Task instructions: Repeat the listing below word for word, from its first line through the line that contains "next-page-button[interactable]: › [1400,603,1430,631]", including both of those lines.

Records:
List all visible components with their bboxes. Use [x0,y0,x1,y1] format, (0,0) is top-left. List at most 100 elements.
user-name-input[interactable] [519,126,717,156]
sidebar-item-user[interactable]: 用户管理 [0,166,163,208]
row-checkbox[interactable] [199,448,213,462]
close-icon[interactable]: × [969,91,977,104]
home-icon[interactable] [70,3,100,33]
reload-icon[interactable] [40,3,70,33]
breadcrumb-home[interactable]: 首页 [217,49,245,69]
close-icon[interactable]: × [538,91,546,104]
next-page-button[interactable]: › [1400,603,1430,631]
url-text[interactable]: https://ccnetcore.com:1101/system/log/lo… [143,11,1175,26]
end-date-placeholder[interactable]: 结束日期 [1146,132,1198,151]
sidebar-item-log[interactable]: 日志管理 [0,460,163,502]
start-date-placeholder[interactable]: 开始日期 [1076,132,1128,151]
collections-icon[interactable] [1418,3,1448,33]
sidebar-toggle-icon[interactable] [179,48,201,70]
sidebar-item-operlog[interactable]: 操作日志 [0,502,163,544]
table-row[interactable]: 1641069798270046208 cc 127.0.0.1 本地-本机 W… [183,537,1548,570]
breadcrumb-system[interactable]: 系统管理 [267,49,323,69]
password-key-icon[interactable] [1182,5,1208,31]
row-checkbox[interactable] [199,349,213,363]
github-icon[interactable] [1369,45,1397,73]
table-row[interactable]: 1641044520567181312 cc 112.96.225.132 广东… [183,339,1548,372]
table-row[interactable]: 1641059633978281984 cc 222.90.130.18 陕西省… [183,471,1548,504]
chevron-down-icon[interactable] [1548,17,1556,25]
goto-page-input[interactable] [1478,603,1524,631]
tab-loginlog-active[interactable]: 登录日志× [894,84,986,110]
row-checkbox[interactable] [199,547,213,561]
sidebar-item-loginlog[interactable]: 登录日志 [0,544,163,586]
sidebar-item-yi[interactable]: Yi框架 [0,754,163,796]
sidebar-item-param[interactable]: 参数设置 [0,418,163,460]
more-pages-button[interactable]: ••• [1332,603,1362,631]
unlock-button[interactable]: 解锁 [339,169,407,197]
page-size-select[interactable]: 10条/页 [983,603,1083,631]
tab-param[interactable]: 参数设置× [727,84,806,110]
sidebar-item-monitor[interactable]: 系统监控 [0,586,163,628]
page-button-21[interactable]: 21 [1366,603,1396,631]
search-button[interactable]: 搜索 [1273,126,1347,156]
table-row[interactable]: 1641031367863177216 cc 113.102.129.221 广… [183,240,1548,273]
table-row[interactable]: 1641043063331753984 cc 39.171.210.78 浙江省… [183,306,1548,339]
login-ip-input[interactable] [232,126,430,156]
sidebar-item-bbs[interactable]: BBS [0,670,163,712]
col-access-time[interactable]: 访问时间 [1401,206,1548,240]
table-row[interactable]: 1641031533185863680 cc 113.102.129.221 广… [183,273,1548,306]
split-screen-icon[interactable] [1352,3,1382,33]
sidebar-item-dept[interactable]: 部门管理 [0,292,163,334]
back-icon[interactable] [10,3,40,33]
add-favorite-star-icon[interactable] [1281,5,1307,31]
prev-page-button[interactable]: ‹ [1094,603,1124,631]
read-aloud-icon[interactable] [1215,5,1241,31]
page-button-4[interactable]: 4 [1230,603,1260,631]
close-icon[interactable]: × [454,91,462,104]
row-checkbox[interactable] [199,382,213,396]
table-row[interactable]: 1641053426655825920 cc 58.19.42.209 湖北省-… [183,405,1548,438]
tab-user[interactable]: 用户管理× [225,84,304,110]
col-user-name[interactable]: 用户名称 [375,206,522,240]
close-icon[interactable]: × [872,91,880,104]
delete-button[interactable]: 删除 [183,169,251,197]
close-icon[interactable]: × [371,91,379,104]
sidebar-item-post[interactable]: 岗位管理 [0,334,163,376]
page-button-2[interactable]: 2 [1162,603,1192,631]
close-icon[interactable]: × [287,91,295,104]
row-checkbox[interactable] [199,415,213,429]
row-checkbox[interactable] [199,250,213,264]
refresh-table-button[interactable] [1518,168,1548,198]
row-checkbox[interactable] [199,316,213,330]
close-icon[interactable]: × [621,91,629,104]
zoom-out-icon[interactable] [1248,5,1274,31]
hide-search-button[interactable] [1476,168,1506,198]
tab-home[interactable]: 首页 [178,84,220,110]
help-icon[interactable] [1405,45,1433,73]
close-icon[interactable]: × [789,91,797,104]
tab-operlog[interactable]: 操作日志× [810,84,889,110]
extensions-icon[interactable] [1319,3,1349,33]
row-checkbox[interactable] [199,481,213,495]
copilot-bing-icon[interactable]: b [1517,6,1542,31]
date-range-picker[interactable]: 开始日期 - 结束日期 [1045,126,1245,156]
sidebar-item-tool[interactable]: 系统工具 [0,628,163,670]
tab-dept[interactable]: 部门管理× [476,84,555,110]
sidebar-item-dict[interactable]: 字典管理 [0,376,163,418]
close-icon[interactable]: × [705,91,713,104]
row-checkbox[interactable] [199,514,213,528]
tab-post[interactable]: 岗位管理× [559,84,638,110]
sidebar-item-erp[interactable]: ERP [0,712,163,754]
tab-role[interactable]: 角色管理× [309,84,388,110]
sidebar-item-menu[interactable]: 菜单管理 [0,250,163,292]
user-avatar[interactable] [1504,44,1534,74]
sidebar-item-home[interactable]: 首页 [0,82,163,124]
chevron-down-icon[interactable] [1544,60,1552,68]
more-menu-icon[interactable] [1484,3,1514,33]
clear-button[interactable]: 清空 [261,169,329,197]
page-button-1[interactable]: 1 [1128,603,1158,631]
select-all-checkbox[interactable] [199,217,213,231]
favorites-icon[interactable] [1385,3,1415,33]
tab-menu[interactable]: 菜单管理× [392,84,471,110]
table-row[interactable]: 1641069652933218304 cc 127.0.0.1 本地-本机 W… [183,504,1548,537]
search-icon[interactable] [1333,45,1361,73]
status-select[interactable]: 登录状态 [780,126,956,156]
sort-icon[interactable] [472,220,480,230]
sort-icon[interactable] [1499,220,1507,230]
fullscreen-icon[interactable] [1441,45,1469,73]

Written solution:
List all visible components with their bboxes. Use [x0,y0,x1,y1] format, (0,0) is top-left. List at most 100 elements.
user-name-input[interactable] [519,126,717,156]
sidebar-item-user[interactable]: 用户管理 [0,166,163,208]
row-checkbox[interactable] [199,448,213,462]
close-icon[interactable]: × [969,91,977,104]
home-icon[interactable] [70,3,100,33]
reload-icon[interactable] [40,3,70,33]
breadcrumb-home[interactable]: 首页 [217,49,245,69]
close-icon[interactable]: × [538,91,546,104]
next-page-button[interactable]: › [1400,603,1430,631]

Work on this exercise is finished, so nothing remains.